Motifs
d’exclusion absolus, signe trompeur, indication de provenance,
procédure, qualité pour agir, qualité pour recourir en matière
d’enregistrement de marque, décision, égalité de traitement,
garantie de l’accès au juge, opposition, procédure de radiation ;
art. 8 Cst., art. 29a Cst., art. 31 LTAF, art. 32 LTAF,
art.
5 PA, art. 44 PA, ,
art. 48 al. 1 lit. a PA, art. 48 al. 1 lit. b PA, art.
48 al.
1 lit. c PA, art. 2 lit. c LPM, art. 3 LPM, art. 35a LPM, art. 52
LPM, art. 59c LBI, art. 10 Ordonnance sur les AOP et les IGP.
En
novembre 2018, les deux parties déposent chacune une demande
d’enregistrement de la marque « HISPANO SUIZA » pour
des produits en classe 12. L’instance précédente a admis la
marque de l’intimée avec une limitation de la liste des produits
revendiqués, et provisoirement rejeté la demande de la recourante.

Matériel recueilli.
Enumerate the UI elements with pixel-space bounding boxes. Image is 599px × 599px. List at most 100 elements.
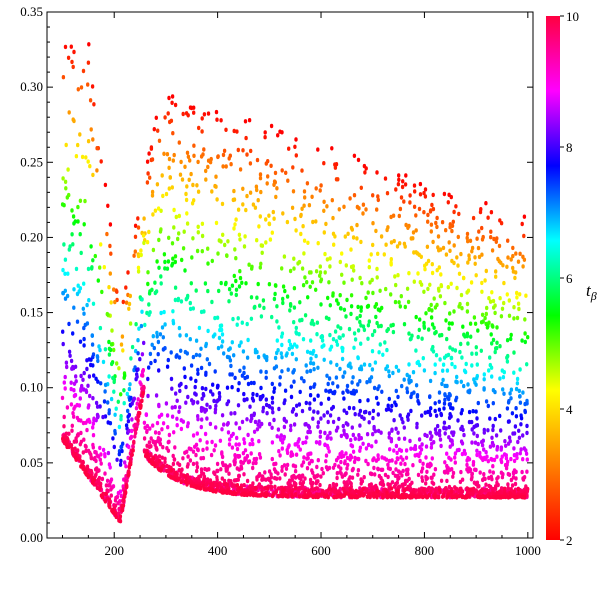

Consigne 1.
Relevez tous les articles de la LPM cités dans l'extrait sur la marque « HISPANO SUIZA ».
Consigne 2.
Recopiez fidèlement le passage de l'extrait sur la marque « HISPANO SUIZA » qui commence par « 5 PA, art. 44 » et se termine par « et les IGP. ».

Bonne réponse 1.
art. 2 lit. c LPM, art. 3 LPM, art. 35a LPM, art. 52 LPM

Bonne réponse 2.
5 PA, art. 44 PA, ,
art. 48 al. 1 lit. a PA, art. 48 al. 1 lit. b PA, art.
48 al.
1 lit. c PA, art. 2 lit. c LPM, art. 3 LPM, art. 35a LPM, art. 52
LPM, art. 59c LBI, art. 10 Ordonnance sur les AOP et les IGP.